**WRITTEN PROBLEM 1:**
Reproduce the passage of the knuckle examination text that begins with the words containing "During the laboratory" and ends with "of the knuckle.".
**WRITTEN PROBLEM 2:**
Return every line of the rows that contains the string "answer".

— START OF SUPPLIED TEXT —

1.11 Laboratory examination of the broken knuckle
The broken knuckle was part of a coupler arrangement on the “B” end of car CP 429137, a gondola-type rail car. The coupler was an F type coupler (F70 CHT). Table 2 identifies the markings that were stamped on the knuckle.
|F51||Type F knuckle|
|AEX||Original design, Grade E quenched and tempered cast steel, conditionally approved|
|08-11||Date of manufacture – August 2011|
|PD||Manufactured for Workhorse Rail by Qingdao Pingdu Sanheshan
Precision Foundry, Shandong, People’s Republic of China.
During the laboratory examination of the broken knuckle, it was determined that:
- The knuckle fracture initiated as fatigue cracking in the knuckle pin bore (throat), a highly stressed area of the knuckle.
- The fracture had divided the knuckle into approximately 2 halves—the nose portion and the tail portion (Figure 8).
- Each portion contained 2 distinct fractures—one on the pulling face and the second on the back face. The pulling face fracture was approximately 1.25 inches deep by 8 inches tall with a reduced cross-section of approximately 0.75 inches at the mid-section. The back face fracture was approximately 1 inch deep by 8 inches tall.
- One large and several smaller internal voids were observed on the fracture face (Figure 9). Several spherical green inclusions were observed, primarily at the periphery.
- Porosity and inclusions in the throat of the knuckle served as stress risers as well as fatigue crack initiators.
- Brinell hardness test results averaged 285 HBW.Footnote 16 This is consistent with the specified hardness range of 241 to 291 HBW for the knuckle.Footnote 17 Standardless energy dispersive spectrometer (EDS) analysis of the knuckle material sample gave results that are consistent with the AAR requirements specified for the major elements of grade E castings. EDS analysis of the green sphere-shaped inclusions indicated that they were primarily silica, likely formed during the casting process.
- To assess the wear of the knuckle nose, partial re-assembly of the fractured knuckle allowed gauging with the Go-No-Go gauge (#49822) for type F knuckles. As the gauge would not pass over the nose, the knuckle was within allowable wear limits.
- Portions of the fracture face were sectioned and examined using the scanning electron microscope (SEM). The fatigue crack at the origin area showed that corrosion had erased most of the fracture detail. Examination of the fresh fracture showed cleavage as the mode of failure, confirming an overstress rupture. SEM examination of the spherical inclusions showed that they varied in size, some of which were approximately 1 mm in diameter.
- The dark colouration and depth of the corroded fatigue cracks indicate that they had been progressing for an extended period. The largest of the fatigue cracks had propagated through approximately one third of the section thickness (Figure 10). Although cracks of that size and depth were likely visible, when the car was coupled to another car, the subject area of the knuckle would have been obscured.

— END OF SUPPLIED TEXT —
— START OF SUPPLIED MATERIAL —

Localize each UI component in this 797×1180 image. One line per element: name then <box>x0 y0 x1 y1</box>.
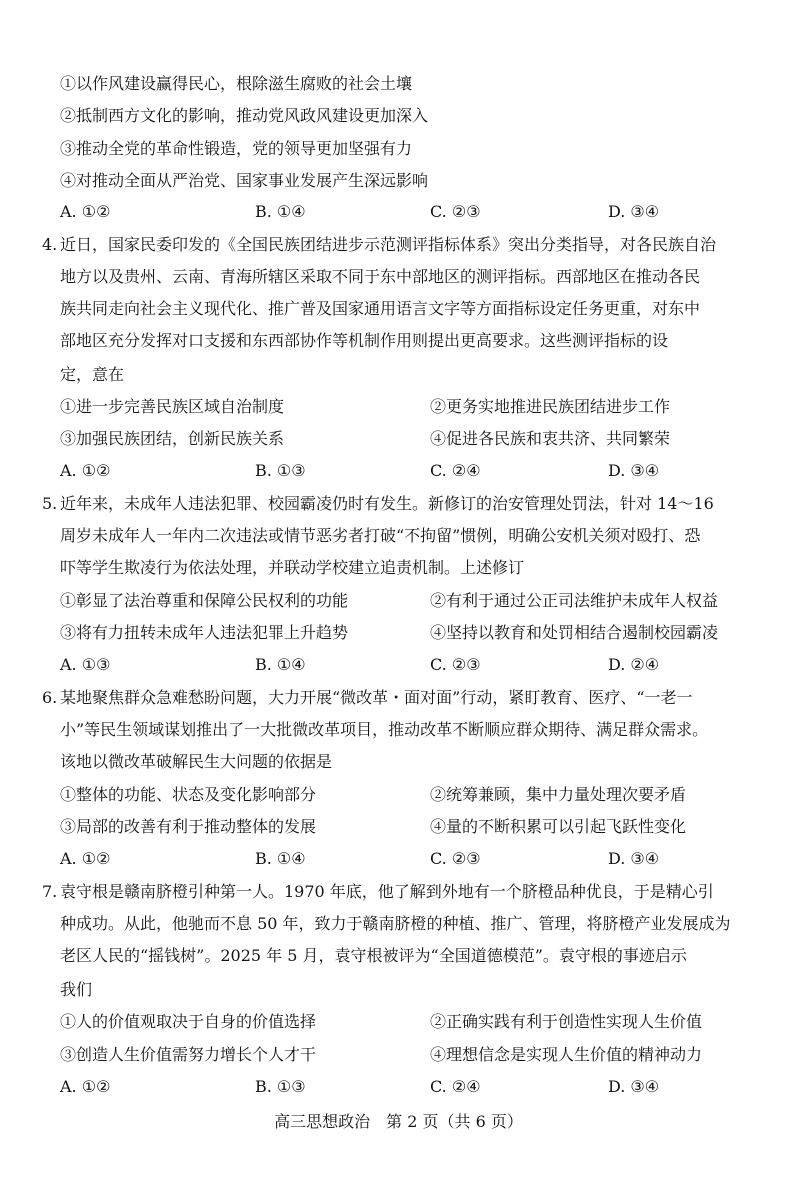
answer-choices <box>60 461 760 481</box>
choice-c: C. ②③ <box>430 202 481 221</box>
option-line: ③推动全党的革命性锻造，党的领导更加坚强有力 <box>60 139 413 158</box>
choice-a: A. ①② <box>60 849 111 868</box>
question-stem-line: 吓等学生欺凌行为依法处理，并联动学校建立追责机制。上述修订 <box>60 558 525 577</box>
question-stem-line: 周岁未成年人一年内二次违法或情节恶劣者打破“不拘留”惯例，明确公安机关须对殴打、恐 <box>60 526 701 545</box>
stem-text: 近日，国家民委印发的《全国民族团结进步示范测评指标体系》突出分类指导，对各民族自治 <box>60 235 717 254</box>
choice-d: D. ③④ <box>608 202 660 221</box>
choice-b: B. ①④ <box>255 202 306 221</box>
option-line: ④对推动全面从严治党、国家事业发展产生深远影响 <box>60 171 429 190</box>
answer-choices <box>60 849 760 869</box>
choice-d: D. ③④ <box>608 849 660 868</box>
option: ③创造人生价值需努力增长个人才干 <box>60 1045 317 1064</box>
option: ③局部的改善有利于推动整体的发展 <box>60 817 317 836</box>
option: ②有利于通过公正司法维护未成年人权益 <box>430 591 719 610</box>
option: ②正确实践有利于创造性实现人生价值 <box>430 1012 703 1031</box>
option-row <box>60 591 760 611</box>
page-footer: 高三思想政治 第 2 页（共 6 页） <box>274 1112 523 1131</box>
question-number: 6. <box>42 688 58 707</box>
question-stem-line: 我们 <box>60 980 93 999</box>
option-line: ②抵制西方文化的影响，推动党风政风建设更加深入 <box>60 106 429 125</box>
choice-a: A. ①② <box>60 202 111 221</box>
choice-a: A. ①② <box>60 1077 111 1096</box>
option: ②统筹兼顾，集中力量处理次要矛盾 <box>430 785 687 804</box>
question-stem-line <box>42 494 714 514</box>
option: ②更务实地推进民族团结进步工作 <box>430 397 671 416</box>
option: ①人的价值观取决于自身的价值选择 <box>60 1012 317 1031</box>
question-stem-line: 部地区充分发挥对口支援和东西部协作等机制作用则提出更高要求。这些测评指标的设 <box>60 331 669 350</box>
option: ①彰显了法治尊重和保障公民权利的功能 <box>60 591 349 610</box>
choice-b: B. ①③ <box>255 461 306 480</box>
option-row <box>60 785 760 805</box>
answer-choices <box>60 202 760 222</box>
choice-c: C. ②④ <box>430 1077 481 1096</box>
question-stem-line: 族共同走向社会主义现代化、推广普及国家通用语言文字等方面指标设定任务更重，对东中 <box>60 299 701 318</box>
choice-d: D. ②④ <box>608 655 660 674</box>
question-stem-line: 小”等民生领域谋划推出了一大批微改革项目，推动改革不断顺应群众期待、满足群众需求。 <box>60 720 709 739</box>
answer-choices <box>60 1077 760 1097</box>
option: ③加强民族团结，创新民族关系 <box>60 429 285 448</box>
stem-text: 袁守根是赣南脐橙引种第一人。1970 年底，他了解到外地有一个脐橙品种优良，于是精心引 <box>60 882 714 901</box>
choice-b: B. ①③ <box>255 1077 306 1096</box>
choice-b: B. ①④ <box>255 849 306 868</box>
choice-c: C. ②③ <box>430 655 481 674</box>
option-row <box>60 1045 760 1065</box>
option-row <box>60 817 760 837</box>
question-stem-line: 定，意在 <box>60 365 125 384</box>
option: ①整体的功能、状态及变化影响部分 <box>60 785 317 804</box>
question-stem-line <box>42 688 693 708</box>
answer-choices <box>60 655 760 675</box>
question-stem-line: 该地以微改革破解民生大问题的依据是 <box>60 752 333 771</box>
option-row <box>60 429 760 449</box>
option: ④坚持以教育和处罚相结合遏制校园霸凌 <box>430 623 719 642</box>
question-stem-line <box>42 882 714 902</box>
option: ④量的不断积累可以引起飞跃性变化 <box>430 817 687 836</box>
option: ①进一步完善民族区域自治制度 <box>60 397 285 416</box>
choice-d: D. ③④ <box>608 461 660 480</box>
choice-d: D. ③④ <box>608 1077 660 1096</box>
question-number: 7. <box>42 882 58 901</box>
question-number: 4. <box>42 235 58 254</box>
choice-c: C. ②③ <box>430 849 481 868</box>
option-line: ①以作风建设赢得民心，根除滋生腐败的社会土壤 <box>60 74 413 93</box>
option: ④促进各民族和衷共济、共同繁荣 <box>430 429 671 448</box>
question-number: 5. <box>42 494 58 513</box>
stem-text: 近年来，未成年人违法犯罪、校园霸凌仍时有发生。新修订的治安管理处罚法，针对 14～16 <box>60 494 714 513</box>
choice-a: A. ①② <box>60 461 111 480</box>
option-row <box>60 623 760 643</box>
question-stem-line: 种成功。从此，他驰而不息 50 年，致力于赣南脐橙的种植、推广、管理，将脐橙产业发展成为 <box>60 914 731 933</box>
choice-b: B. ①④ <box>255 655 306 674</box>
stem-text: 某地聚焦群众急难愁盼问题，大力开展“微改革・面对面”行动，紧盯教育、医疗、“一老一 <box>60 688 693 707</box>
choice-c: C. ②④ <box>430 461 481 480</box>
choice-a: A. ①③ <box>60 655 111 674</box>
option: ③将有力扭转未成年人违法犯罪上升趋势 <box>60 623 349 642</box>
question-stem-line: 地方以及贵州、云南、青海所辖区采取不同于东中部地区的测评指标。西部地区在推动各民 <box>60 267 701 286</box>
question-stem-line: 老区人民的“摇钱树”。2025 年 5 月，袁守根被评为“全国道德模范”。袁守根的事迹启示 <box>60 946 687 965</box>
question-stem-line <box>42 235 716 255</box>
option-row <box>60 1012 760 1032</box>
option-row <box>60 397 760 417</box>
option: ④理想信念是实现人生价值的精神动力 <box>430 1045 703 1064</box>
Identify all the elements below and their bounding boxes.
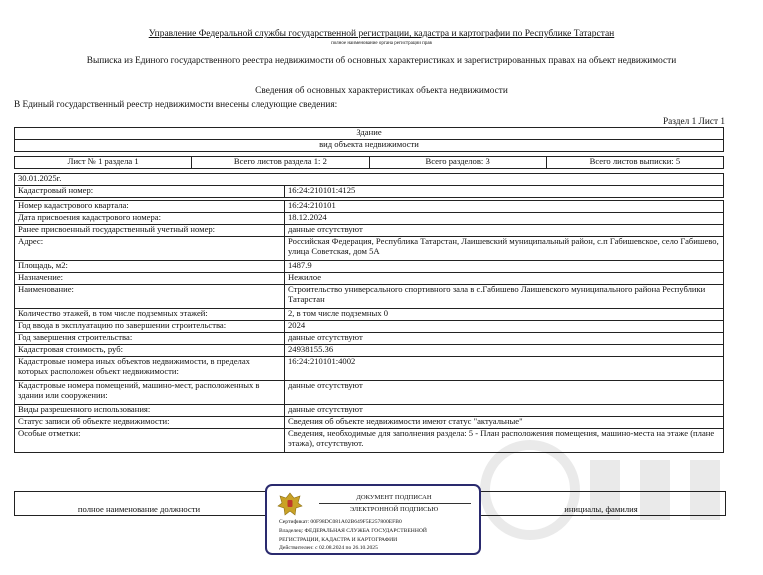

— END OF SUPPLIED MATERIAL —

**WRITTEN RESPONSE 1:**
During the laboratory examination of the broken knuckle, it was determined that:
- The knuckle fracture initiated as fatigue cracking in the knuckle pin bore (throat), a highly stressed area of the knuckle.

**WRITTEN RESPONSE 2:**
answer-choices <box>60 461 760 481</box>
answer-choices <box>60 849 760 869</box>
answer-choices <box>60 202 760 222</box>
answer-choices <box>60 1077 760 1097</box>
answer-choices <box>60 655 760 675</box>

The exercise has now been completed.